** START **

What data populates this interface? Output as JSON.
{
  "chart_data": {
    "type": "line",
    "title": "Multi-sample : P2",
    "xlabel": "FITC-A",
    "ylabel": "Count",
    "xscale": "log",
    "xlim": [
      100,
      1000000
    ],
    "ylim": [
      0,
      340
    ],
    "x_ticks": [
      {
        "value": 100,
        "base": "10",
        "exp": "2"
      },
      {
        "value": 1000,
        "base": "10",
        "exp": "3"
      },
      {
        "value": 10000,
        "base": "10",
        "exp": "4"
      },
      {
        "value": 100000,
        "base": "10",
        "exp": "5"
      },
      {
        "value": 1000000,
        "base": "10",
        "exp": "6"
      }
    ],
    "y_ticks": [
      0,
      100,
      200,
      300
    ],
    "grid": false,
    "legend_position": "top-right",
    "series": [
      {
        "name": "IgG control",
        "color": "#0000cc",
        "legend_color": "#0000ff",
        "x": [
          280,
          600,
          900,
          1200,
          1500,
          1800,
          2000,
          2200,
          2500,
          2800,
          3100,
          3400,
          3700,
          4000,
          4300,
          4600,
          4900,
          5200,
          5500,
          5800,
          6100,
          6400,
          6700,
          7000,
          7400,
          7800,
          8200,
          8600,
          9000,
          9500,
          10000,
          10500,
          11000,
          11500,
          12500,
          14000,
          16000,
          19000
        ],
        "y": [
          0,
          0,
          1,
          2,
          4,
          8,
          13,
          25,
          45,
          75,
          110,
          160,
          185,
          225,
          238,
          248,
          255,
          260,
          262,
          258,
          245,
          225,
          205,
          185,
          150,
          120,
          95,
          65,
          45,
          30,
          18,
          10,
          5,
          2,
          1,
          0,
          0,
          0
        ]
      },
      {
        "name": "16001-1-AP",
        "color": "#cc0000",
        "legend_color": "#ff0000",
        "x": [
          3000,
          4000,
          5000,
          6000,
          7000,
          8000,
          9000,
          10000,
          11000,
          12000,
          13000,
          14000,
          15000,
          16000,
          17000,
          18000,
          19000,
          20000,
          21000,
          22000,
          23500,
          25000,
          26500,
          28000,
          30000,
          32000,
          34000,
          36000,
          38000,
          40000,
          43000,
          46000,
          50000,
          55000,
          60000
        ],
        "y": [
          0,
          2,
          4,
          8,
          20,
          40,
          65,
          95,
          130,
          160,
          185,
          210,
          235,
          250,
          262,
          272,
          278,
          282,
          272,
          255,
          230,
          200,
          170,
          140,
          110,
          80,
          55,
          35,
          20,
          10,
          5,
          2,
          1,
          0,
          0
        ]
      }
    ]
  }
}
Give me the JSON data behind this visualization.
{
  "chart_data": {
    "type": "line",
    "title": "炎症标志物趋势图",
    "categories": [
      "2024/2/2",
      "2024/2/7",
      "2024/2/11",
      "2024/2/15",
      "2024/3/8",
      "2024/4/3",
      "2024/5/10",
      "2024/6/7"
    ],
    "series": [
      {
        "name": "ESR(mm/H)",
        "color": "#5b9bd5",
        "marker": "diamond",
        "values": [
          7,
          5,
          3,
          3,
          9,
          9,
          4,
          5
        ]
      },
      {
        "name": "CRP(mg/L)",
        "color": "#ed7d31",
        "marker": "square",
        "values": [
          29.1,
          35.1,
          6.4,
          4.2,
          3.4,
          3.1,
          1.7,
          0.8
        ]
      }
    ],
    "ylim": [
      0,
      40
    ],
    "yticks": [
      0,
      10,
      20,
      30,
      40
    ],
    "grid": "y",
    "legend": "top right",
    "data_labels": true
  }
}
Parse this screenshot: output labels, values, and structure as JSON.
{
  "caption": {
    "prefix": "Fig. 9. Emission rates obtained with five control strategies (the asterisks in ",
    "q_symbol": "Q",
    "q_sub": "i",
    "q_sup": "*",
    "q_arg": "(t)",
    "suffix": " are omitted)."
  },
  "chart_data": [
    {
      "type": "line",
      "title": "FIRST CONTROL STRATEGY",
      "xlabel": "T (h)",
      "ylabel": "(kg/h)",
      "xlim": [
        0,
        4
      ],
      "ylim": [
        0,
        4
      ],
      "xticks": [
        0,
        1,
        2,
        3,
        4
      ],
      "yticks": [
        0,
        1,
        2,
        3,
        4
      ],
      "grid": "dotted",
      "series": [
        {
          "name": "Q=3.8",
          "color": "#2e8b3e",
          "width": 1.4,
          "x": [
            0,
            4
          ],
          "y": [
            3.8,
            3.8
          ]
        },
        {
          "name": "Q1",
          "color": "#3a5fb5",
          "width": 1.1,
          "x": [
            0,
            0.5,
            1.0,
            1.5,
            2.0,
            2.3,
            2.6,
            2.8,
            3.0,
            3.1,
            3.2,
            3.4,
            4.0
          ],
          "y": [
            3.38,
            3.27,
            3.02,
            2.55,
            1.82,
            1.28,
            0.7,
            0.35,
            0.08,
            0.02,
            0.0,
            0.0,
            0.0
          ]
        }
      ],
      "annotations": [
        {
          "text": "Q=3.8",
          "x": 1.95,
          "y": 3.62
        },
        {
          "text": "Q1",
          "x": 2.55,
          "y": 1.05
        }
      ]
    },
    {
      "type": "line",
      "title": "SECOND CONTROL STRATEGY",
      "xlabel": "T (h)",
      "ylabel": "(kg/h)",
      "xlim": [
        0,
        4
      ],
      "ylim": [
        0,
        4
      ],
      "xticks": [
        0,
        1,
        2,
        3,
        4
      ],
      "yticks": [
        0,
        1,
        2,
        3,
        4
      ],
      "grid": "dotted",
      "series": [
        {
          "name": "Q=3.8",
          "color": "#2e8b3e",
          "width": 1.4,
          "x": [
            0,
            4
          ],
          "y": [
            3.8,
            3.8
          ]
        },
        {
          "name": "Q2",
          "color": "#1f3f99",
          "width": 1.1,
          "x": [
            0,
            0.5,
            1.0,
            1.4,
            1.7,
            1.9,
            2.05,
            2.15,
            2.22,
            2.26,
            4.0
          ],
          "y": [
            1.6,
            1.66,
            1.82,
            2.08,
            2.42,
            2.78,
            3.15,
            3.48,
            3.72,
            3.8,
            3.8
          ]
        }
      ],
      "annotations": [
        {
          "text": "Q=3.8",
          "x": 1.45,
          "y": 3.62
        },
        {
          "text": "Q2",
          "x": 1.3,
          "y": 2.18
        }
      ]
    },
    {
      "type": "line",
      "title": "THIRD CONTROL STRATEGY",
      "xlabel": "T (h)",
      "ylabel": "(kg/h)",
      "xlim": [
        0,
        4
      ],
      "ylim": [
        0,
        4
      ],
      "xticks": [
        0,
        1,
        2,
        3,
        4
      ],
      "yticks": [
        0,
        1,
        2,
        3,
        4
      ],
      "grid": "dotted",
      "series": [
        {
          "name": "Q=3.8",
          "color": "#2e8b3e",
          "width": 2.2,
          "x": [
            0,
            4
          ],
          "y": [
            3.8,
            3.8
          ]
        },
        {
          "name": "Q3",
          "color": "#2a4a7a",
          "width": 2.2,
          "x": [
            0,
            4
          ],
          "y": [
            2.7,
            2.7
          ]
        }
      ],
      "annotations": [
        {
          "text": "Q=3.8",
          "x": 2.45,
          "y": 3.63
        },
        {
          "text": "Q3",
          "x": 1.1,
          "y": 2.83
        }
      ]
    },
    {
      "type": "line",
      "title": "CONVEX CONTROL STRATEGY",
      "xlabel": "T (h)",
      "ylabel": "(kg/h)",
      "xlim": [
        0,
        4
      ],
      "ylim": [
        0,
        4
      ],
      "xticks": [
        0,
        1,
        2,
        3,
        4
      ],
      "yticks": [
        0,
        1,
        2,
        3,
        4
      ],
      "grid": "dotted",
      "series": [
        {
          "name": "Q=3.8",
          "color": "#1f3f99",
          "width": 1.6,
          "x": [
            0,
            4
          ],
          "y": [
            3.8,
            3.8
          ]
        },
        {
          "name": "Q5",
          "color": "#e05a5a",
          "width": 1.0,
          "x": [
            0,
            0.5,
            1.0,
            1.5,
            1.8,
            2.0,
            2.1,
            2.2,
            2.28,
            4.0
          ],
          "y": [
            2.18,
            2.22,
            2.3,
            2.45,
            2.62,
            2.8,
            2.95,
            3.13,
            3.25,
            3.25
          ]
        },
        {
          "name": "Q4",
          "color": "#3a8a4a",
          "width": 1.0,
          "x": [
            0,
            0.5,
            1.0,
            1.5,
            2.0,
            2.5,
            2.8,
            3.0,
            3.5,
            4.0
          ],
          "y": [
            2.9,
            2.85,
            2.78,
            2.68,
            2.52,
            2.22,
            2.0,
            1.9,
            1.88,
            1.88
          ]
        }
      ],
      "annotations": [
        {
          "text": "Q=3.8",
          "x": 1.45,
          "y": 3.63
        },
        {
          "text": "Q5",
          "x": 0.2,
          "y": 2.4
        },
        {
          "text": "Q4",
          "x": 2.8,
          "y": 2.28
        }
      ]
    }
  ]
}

** END **

Exercise requirements: Find and count the lines of the data that include the string "JSON", and report that figure by itself.

Exercise solution: 3